* [Text excerpt]:
# FB marketplace $250 lathe in "great shape"



## Barncat (Feb 4, 2020)

The description says it is in great shape and only needs cleaning.


----------



## hman (Feb 4, 2020)

The rust is in the exact shape of what used to be metal.


----------



## middle.road (Feb 4, 2020)

Yes it is. 
Remove the legs, get a nice hunk of live edge plank in your choice of wood species mount the legs and there you go. 
Not sure what to do with the rest. I could try to salvage the tailstock to make one for my RoTab.


----------



## Packard V8 (Feb 4, 2020)

About what one would expect from Farcebook; less than nothing.


----------



## C-Bag (Feb 5, 2020)

I'd hate to see what they think is bad shape. Sad.


----------



## mmcmdl (Feb 5, 2020)

I would have to pass on this one , no qctp .


----------



## middle.road (Feb 5, 2020)

mmcmdl said:


> I would have to pass on this one , no qctp .


There's no 'Quick' anywhere on that poor puppy.


----------



## DavidR8 (Feb 5, 2020)

No QCGB... though it might have all the change gears. Rusted together!


----------



## ttabbal (Feb 5, 2020)

Only need about 400 gallons of evaporust... 

Might not be much left though...


----------



## Superburban (Feb 5, 2020)

Interesting chuck on it. If you can see past the rust.


----------



## C-Bag (Feb 5, 2020)

DavidR8 said:


> No QCGB... though it might have all the change gears. Rusted together!


No problem, it's in good shape when it was taken out of service 20yrs ago and put outside uncovered. Besides its only surface rust....NOT! If I had a nickel for every time I read those words I could buy a new machine.


----------



## Superburban (Feb 5, 2020)

Its a protective oxide coating. Or the optional iron oxide finish. Hard to tell which from the pic.


----------



## C-Bag (Feb 5, 2020)

I've come to appreciate the difference between the look of dust and dirt encrusted oil and rust. I can only think somebody with something as deeply rusted as this has no clue there are precision surfaces involved that evaporust can clean but won't repair the pits. Oil encrusted dust and dirt can be cleaned off and while it looks AWEFUL seems to act as a preservative. Not so in this case. There is no sign oil anywhere.


----------



## eeler1 (Feb 6, 2020)

A file and some sandpaper, maybe use the angle grinder, and it’s as good as new.

* [Provided data]:
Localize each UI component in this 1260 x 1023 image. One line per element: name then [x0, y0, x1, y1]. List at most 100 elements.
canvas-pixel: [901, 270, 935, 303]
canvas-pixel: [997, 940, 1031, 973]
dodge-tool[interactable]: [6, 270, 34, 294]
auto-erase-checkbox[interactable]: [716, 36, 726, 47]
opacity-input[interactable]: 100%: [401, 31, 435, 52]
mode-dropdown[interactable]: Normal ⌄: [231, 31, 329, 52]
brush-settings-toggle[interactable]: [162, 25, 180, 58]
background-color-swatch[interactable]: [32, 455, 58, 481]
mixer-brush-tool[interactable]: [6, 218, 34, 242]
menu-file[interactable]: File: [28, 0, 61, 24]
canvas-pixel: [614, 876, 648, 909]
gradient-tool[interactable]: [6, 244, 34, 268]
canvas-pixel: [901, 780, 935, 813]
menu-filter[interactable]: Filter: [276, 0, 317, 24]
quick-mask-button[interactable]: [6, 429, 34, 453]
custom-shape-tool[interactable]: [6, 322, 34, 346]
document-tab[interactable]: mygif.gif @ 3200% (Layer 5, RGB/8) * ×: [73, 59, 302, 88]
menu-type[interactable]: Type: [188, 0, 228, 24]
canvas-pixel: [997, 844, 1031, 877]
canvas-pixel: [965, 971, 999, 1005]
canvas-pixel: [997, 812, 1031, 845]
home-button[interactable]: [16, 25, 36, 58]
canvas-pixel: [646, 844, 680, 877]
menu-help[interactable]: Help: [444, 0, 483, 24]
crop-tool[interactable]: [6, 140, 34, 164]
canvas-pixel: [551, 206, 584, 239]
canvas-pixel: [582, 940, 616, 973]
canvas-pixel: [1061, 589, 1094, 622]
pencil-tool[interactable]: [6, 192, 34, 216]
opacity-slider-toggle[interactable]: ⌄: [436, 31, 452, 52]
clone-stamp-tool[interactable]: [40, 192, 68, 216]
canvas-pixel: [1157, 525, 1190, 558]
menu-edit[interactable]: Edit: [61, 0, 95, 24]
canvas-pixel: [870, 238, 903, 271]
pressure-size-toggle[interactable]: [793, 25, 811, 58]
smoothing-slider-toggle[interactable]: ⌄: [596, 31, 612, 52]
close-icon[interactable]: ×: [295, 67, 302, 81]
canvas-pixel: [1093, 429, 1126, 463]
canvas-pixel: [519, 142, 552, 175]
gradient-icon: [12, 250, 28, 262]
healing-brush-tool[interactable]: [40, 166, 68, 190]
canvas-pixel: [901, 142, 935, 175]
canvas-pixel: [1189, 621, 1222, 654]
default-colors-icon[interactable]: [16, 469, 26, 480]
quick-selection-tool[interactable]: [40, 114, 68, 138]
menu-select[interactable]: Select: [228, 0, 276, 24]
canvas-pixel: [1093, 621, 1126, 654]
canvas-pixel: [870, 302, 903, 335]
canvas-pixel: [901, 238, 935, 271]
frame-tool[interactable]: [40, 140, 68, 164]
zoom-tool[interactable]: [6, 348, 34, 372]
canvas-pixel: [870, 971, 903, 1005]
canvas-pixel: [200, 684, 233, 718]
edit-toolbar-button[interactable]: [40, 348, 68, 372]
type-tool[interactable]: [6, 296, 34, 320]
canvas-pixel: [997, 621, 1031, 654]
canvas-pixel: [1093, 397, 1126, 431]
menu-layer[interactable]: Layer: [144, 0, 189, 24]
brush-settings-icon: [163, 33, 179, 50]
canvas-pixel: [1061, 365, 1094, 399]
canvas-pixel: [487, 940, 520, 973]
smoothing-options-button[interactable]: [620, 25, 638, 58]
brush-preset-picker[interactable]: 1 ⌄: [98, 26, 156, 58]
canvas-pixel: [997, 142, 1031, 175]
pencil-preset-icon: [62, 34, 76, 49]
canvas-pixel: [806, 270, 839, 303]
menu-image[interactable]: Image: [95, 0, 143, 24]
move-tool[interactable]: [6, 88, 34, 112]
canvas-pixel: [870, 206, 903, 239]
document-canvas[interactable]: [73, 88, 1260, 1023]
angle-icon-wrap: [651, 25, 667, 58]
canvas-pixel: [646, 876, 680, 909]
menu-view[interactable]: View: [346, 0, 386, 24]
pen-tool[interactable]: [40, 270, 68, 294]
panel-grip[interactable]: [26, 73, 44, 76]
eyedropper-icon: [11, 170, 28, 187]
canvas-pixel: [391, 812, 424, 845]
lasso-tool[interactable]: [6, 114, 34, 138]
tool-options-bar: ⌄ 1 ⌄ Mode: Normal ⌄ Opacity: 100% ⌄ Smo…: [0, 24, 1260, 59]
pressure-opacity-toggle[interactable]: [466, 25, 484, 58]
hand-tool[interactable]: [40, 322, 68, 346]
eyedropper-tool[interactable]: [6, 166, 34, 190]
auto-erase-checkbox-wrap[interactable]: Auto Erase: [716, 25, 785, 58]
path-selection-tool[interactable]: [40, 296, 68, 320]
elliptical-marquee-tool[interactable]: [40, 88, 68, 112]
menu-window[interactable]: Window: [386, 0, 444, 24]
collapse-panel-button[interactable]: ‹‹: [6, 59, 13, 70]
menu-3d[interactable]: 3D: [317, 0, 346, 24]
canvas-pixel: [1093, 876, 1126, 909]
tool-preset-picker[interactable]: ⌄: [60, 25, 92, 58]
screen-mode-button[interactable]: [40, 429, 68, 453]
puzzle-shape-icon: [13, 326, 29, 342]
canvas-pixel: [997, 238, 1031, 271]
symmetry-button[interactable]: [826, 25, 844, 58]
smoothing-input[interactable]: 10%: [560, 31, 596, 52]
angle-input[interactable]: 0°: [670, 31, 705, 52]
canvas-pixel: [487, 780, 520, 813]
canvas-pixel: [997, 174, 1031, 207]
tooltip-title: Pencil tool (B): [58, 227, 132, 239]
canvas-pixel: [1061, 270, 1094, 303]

* [Objective]: In the lathe forum thread, how many gallons of evaporust does ttabbal say would be needed? You won't need the data.

* [Response for this exercise]: About 400 gallons.